> RECORDS PROVIDED
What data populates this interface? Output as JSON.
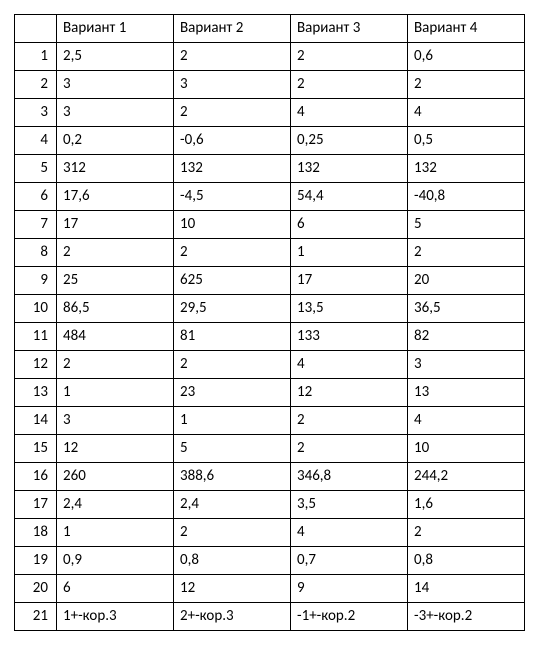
{
  "table": {
    "columns": [
      "",
      "Вариант 1",
      "Вариант 2",
      "Вариант 3",
      "Вариант 4"
    ],
    "rows": [
      [
        "1",
        "2,5",
        "2",
        "2",
        "0,6"
      ],
      [
        "2",
        "3",
        "3",
        "2",
        "2"
      ],
      [
        "3",
        "3",
        "2",
        "4",
        "4"
      ],
      [
        "4",
        "0,2",
        "-0,6",
        "0,25",
        "0,5"
      ],
      [
        "5",
        "312",
        "132",
        "132",
        "132"
      ],
      [
        "6",
        "17,6",
        "-4,5",
        "54,4",
        "-40,8"
      ],
      [
        "7",
        "17",
        "10",
        "6",
        "5"
      ],
      [
        "8",
        "2",
        "2",
        "1",
        "2"
      ],
      [
        "9",
        "25",
        "625",
        "17",
        "20"
      ],
      [
        "10",
        "86,5",
        "29,5",
        "13,5",
        "36,5"
      ],
      [
        "11",
        "484",
        "81",
        "133",
        "82"
      ],
      [
        "12",
        "2",
        "2",
        "4",
        "3"
      ],
      [
        "13",
        "1",
        "23",
        "12",
        "13"
      ],
      [
        "14",
        "3",
        "1",
        "2",
        "4"
      ],
      [
        "15",
        "12",
        "5",
        "2",
        "10"
      ],
      [
        "16",
        "260",
        "388,6",
        "346,8",
        "244,2"
      ],
      [
        "17",
        "2,4",
        "2,4",
        "3,5",
        "1,6"
      ],
      [
        "18",
        "1",
        "2",
        "4",
        "2"
      ],
      [
        "19",
        "0,9",
        "0,8",
        "0,7",
        "0,8"
      ],
      [
        "20",
        "6",
        "12",
        "9",
        "14"
      ],
      [
        "21",
        "1+-кор.3",
        "2+-кор.3",
        "-1+-кор.2",
        "-3+-кор.2"
      ]
    ]
  }
}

> TASK PROMPT
Every record above should come back exactly, but without its pictures.

> REPLY
What data populates this interface? Output as JSON.
{
  "table": {
    "columns": [
      "",
      "Вариант 1",
      "Вариант 2",
      "Вариант 3",
      "Вариант 4"
    ],
    "rows": [
      [
        "1",
        "2,5",
        "2",
        "2",
        "0,6"
      ],
      [
        "2",
        "3",
        "3",
        "2",
        "2"
      ],
      [
        "3",
        "3",
        "2",
        "4",
        "4"
      ],
      [
        "4",
        "0,2",
        "-0,6",
        "0,25",
        "0,5"
      ],
      [
        "5",
        "312",
        "132",
        "132",
        "132"
      ],
      [
        "6",
        "17,6",
        "-4,5",
        "54,4",
        "-40,8"
      ],
      [
        "7",
        "17",
        "10",
        "6",
        "5"
      ],
      [
        "8",
        "2",
        "2",
        "1",
        "2"
      ],
      [
        "9",
        "25",
        "625",
        "17",
        "20"
      ],
      [
        "10",
        "86,5",
        "29,5",
        "13,5",
        "36,5"
      ],
      [
        "11",
        "484",
        "81",
        "133",
        "82"
      ],
      [
        "12",
        "2",
        "2",
        "4",
        "3"
      ],
      [
        "13",
        "1",
        "23",
        "12",
        "13"
      ],
      [
        "14",
        "3",
        "1",
        "2",
        "4"
      ],
      [
        "15",
        "12",
        "5",
        "2",
        "10"
      ],
      [
        "16",
        "260",
        "388,6",
        "346,8",
        "244,2"
      ],
      [
        "17",
        "2,4",
        "2,4",
        "3,5",
        "1,6"
      ],
      [
        "18",
        "1",
        "2",
        "4",
        "2"
      ],
      [
        "19",
        "0,9",
        "0,8",
        "0,7",
        "0,8"
      ],
      [
        "20",
        "6",
        "12",
        "9",
        "14"
      ],
      [
        "21",
        "1+-кор.3",
        "2+-кор.3",
        "-1+-кор.2",
        "-3+-кор.2"
      ]
    ]
  }
}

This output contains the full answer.